* BEGIN *

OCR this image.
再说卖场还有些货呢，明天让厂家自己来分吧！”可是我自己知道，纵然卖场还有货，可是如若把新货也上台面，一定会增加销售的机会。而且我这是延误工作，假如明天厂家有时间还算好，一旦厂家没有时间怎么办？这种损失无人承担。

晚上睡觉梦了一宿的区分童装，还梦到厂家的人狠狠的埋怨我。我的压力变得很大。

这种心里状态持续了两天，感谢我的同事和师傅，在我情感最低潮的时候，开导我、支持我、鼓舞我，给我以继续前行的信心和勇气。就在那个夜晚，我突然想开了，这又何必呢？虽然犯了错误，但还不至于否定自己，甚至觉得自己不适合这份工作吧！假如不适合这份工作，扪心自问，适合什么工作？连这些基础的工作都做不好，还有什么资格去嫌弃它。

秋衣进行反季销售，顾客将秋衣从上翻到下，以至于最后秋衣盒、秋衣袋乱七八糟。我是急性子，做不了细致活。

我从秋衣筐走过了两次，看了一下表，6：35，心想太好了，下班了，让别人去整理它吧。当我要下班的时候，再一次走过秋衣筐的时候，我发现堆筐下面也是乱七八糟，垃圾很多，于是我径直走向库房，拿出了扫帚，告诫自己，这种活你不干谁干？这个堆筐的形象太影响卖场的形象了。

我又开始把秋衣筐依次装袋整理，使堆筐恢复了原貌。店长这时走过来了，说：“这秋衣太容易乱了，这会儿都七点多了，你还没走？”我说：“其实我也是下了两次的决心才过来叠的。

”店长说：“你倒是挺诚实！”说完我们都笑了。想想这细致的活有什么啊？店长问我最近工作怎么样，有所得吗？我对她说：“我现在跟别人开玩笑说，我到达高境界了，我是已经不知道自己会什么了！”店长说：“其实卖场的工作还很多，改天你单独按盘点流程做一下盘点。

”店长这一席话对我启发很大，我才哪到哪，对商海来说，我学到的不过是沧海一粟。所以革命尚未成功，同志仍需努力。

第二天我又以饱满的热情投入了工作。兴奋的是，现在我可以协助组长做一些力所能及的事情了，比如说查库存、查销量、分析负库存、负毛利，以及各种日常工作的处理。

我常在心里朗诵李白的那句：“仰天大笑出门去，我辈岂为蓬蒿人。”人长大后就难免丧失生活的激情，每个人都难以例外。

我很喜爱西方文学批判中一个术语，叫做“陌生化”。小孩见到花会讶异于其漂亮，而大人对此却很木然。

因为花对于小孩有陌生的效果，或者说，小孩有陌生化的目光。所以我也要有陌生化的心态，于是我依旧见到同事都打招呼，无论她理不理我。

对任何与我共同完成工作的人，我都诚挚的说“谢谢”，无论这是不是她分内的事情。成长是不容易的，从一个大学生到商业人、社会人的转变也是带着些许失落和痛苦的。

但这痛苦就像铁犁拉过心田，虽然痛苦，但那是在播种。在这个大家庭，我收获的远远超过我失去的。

* END *
* BEGIN *

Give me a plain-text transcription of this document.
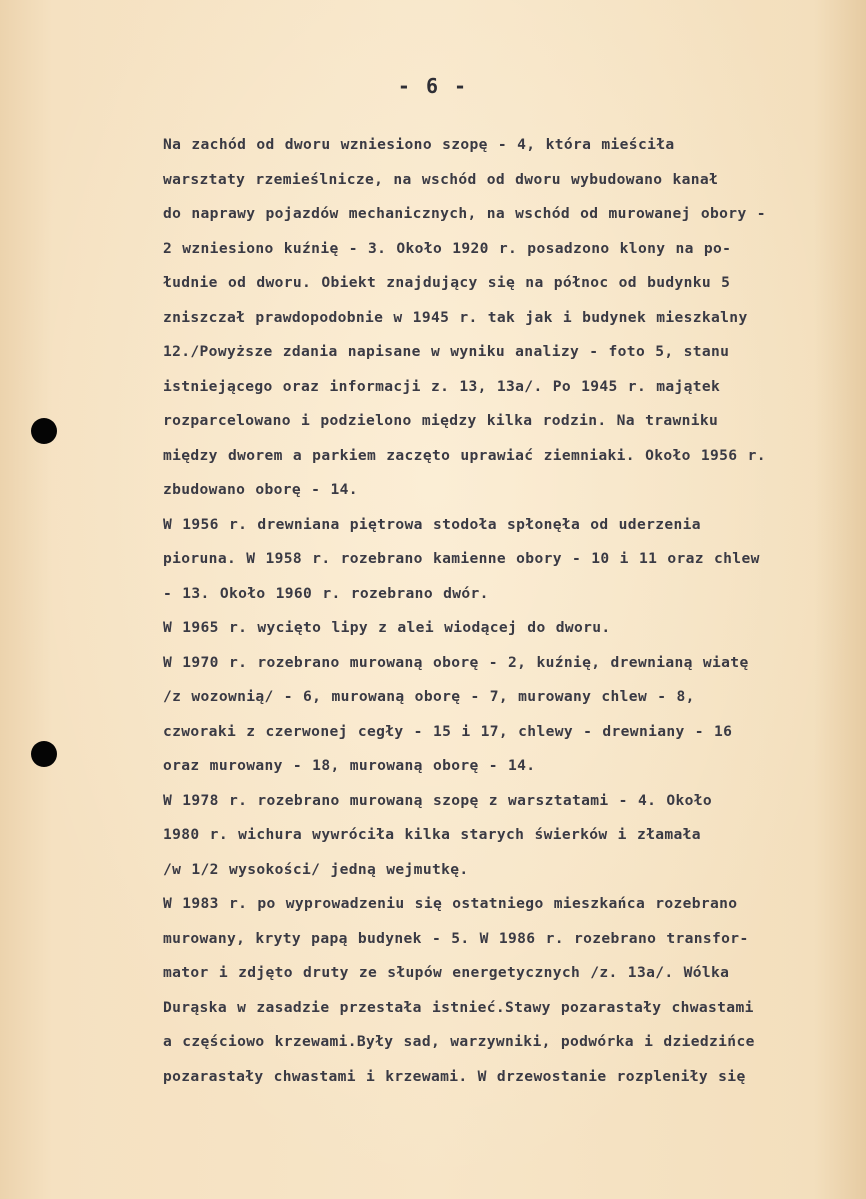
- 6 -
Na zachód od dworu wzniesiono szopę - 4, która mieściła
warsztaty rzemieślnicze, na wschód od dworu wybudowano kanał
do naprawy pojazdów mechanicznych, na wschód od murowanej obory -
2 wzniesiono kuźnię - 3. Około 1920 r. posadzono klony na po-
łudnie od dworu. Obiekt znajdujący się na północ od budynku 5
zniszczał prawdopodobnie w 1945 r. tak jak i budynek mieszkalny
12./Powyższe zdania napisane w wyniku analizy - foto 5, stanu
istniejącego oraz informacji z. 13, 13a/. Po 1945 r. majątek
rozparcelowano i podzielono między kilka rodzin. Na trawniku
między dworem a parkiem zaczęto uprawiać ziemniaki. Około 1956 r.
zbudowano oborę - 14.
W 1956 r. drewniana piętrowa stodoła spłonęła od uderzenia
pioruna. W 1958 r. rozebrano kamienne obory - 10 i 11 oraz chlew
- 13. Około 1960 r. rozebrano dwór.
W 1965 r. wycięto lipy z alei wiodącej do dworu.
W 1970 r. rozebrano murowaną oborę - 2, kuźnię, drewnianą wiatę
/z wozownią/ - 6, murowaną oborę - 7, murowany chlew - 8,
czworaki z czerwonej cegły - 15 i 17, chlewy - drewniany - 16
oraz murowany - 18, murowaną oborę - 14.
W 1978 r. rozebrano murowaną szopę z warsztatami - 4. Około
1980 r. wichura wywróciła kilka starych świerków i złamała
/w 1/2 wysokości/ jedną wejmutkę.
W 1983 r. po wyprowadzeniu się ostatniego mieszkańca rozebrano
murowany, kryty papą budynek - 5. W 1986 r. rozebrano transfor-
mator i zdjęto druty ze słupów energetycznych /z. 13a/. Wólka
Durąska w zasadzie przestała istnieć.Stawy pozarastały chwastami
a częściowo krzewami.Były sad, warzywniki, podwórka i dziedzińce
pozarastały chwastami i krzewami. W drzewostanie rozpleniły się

* END *

- [What the exercise asks]
Copy out every line holding the string "murowaną".

- [Exercise solution]
W 1970 r. rozebrano murowaną oborę - 2, kuźnię, drewnianą wiatę
/z wozownią/ - 6, murowaną oborę - 7, murowany chlew - 8,
oraz murowany - 18, murowaną oborę - 14.
W 1978 r. rozebrano murowaną szopę z warsztatami - 4. Około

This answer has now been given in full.